Material provided:
****

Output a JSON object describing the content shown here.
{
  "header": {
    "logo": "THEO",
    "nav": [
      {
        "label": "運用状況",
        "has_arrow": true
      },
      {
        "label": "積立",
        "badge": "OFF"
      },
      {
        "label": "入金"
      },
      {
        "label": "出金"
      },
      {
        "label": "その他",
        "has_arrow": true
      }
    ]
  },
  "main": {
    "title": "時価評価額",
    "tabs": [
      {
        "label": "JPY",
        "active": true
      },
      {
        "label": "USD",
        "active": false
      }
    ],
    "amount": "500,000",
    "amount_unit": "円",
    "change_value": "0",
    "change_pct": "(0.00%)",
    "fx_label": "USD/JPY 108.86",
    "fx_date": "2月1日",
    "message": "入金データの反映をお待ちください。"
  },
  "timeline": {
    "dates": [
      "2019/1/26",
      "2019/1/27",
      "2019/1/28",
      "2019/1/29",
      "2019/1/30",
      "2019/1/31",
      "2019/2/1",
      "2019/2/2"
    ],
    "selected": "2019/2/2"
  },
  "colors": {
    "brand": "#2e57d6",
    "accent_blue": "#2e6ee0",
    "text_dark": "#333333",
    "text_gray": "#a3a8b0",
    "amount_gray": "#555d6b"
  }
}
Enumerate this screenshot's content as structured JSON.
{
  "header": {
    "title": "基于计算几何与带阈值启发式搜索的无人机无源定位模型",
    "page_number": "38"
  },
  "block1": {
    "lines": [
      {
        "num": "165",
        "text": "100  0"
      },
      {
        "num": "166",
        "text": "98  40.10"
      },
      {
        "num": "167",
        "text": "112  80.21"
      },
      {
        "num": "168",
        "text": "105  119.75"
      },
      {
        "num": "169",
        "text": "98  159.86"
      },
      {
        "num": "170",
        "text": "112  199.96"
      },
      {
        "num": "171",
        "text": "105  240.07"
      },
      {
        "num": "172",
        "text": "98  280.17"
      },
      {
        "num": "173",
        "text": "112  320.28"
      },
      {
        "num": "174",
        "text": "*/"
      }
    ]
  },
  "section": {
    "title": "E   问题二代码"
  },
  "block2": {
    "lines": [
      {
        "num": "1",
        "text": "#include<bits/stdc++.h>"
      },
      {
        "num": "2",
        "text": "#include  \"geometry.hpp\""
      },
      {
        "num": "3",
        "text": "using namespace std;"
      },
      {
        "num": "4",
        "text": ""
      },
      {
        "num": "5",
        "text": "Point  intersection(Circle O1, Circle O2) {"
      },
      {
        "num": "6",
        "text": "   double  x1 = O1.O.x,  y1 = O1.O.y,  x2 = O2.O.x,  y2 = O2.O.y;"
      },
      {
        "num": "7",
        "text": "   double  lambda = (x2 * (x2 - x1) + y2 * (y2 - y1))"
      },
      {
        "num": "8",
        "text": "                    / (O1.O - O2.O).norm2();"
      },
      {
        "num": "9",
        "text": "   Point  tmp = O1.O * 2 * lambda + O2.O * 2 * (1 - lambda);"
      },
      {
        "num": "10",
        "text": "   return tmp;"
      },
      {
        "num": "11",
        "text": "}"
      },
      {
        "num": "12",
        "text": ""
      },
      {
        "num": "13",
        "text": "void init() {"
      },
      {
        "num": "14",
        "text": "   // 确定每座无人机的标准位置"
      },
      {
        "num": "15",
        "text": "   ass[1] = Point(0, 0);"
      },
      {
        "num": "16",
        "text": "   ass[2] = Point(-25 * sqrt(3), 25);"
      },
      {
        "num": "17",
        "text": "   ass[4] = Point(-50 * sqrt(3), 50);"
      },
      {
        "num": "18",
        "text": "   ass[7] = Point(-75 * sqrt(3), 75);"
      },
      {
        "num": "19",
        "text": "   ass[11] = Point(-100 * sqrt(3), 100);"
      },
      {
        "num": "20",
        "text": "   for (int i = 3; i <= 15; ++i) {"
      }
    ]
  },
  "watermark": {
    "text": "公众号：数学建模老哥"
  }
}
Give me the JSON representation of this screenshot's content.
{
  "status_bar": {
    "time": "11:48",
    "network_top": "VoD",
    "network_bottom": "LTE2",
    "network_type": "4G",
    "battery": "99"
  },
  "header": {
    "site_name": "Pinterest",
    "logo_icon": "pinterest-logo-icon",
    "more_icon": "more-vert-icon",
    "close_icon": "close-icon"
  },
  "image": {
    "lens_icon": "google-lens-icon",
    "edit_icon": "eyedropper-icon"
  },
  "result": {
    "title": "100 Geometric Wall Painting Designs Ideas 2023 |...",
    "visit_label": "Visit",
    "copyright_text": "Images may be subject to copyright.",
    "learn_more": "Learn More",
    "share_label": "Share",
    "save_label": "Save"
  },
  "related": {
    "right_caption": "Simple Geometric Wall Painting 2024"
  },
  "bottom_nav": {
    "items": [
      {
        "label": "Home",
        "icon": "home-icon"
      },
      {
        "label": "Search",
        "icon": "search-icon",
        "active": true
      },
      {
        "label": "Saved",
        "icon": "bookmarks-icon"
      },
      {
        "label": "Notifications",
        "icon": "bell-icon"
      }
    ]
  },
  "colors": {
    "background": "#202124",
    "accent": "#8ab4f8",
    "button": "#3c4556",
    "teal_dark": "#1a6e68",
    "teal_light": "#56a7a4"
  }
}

****

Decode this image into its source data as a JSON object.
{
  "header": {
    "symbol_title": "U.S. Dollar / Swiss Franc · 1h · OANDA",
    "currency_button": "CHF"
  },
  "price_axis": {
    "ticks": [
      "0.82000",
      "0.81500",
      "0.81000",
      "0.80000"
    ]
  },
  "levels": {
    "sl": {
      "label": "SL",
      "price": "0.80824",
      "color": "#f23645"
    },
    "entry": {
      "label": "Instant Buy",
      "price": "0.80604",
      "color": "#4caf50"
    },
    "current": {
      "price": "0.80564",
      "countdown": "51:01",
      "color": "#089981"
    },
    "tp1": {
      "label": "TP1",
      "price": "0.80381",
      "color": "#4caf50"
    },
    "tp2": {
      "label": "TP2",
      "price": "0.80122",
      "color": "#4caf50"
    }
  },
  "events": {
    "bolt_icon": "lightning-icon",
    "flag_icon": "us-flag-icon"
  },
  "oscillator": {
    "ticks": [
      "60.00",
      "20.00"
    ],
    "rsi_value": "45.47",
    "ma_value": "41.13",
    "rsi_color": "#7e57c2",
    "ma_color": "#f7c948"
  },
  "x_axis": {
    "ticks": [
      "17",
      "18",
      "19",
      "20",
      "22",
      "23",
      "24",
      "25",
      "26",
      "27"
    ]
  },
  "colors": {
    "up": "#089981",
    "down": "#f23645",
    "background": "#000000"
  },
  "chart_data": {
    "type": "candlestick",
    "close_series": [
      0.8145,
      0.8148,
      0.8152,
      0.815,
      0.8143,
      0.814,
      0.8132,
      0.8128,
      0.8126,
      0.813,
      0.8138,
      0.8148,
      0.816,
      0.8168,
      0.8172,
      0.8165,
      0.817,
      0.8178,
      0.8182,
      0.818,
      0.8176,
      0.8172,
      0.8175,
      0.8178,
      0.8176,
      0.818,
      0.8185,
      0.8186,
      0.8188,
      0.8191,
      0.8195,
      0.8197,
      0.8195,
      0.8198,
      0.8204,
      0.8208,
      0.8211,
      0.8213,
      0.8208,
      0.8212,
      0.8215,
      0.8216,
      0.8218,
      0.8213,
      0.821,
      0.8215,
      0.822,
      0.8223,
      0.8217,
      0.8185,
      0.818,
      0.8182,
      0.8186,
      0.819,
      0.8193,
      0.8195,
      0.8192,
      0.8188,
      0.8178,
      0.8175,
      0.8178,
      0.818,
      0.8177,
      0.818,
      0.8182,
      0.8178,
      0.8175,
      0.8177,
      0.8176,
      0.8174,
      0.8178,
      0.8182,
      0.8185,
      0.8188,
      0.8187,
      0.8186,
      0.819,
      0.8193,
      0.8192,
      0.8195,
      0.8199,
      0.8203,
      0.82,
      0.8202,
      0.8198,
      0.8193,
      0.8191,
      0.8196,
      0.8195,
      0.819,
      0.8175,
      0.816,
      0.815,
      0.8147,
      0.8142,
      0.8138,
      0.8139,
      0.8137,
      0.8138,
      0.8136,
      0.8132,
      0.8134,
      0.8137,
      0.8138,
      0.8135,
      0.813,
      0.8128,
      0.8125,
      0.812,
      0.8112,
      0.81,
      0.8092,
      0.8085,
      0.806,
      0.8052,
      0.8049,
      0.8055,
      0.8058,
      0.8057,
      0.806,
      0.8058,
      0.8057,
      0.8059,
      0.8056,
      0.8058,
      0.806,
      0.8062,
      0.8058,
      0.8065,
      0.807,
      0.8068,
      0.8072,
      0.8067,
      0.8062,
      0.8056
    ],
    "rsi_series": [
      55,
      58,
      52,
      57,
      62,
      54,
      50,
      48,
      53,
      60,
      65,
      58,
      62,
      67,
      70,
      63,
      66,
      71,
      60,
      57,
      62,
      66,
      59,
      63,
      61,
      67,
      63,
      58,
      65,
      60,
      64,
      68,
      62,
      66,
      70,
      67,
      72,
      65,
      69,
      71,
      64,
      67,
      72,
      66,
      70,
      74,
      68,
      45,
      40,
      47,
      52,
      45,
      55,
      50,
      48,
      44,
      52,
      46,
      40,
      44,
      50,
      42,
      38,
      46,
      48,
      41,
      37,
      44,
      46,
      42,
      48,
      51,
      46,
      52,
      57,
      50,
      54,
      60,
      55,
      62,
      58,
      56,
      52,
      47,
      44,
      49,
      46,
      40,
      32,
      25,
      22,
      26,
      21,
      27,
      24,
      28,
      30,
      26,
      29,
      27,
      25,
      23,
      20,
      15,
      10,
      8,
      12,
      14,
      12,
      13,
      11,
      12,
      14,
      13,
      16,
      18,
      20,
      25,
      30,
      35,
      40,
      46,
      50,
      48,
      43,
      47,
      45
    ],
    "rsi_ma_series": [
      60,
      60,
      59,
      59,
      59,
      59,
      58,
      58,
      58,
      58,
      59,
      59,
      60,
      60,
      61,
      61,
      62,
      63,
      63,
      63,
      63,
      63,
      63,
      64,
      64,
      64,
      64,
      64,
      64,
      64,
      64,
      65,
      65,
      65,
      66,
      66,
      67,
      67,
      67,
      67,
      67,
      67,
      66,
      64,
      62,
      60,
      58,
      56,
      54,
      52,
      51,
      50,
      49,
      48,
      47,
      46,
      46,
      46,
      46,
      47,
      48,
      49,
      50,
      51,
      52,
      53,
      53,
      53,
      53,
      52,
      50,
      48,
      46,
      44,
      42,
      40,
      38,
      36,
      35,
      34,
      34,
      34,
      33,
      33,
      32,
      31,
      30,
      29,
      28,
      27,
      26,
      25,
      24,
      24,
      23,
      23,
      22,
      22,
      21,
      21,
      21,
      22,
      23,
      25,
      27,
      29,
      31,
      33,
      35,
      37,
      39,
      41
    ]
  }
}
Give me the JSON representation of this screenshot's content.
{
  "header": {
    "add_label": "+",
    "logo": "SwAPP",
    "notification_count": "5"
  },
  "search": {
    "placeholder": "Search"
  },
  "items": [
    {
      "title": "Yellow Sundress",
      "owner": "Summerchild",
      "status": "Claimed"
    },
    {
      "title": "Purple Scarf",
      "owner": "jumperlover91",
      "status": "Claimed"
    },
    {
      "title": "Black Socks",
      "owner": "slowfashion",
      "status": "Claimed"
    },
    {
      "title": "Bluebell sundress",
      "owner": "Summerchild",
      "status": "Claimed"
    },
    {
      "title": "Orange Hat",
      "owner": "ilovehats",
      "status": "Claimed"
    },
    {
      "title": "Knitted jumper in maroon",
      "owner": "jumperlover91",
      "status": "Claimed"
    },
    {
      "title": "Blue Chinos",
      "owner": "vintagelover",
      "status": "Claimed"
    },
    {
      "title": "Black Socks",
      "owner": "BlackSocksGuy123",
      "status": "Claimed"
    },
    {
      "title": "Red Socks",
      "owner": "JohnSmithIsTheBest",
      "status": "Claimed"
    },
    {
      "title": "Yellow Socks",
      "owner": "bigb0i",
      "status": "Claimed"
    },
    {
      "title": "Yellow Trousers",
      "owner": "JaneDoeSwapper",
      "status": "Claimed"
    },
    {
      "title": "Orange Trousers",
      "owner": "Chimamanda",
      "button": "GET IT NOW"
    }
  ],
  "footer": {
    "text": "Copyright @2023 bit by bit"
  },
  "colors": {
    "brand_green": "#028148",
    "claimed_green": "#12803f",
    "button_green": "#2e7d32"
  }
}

****

Task: Locate the string "Trousers" in the listing above and copy every line where it occurs.

Exercise response:
      "title": "Yellow Trousers",
      "title": "Orange Trousers",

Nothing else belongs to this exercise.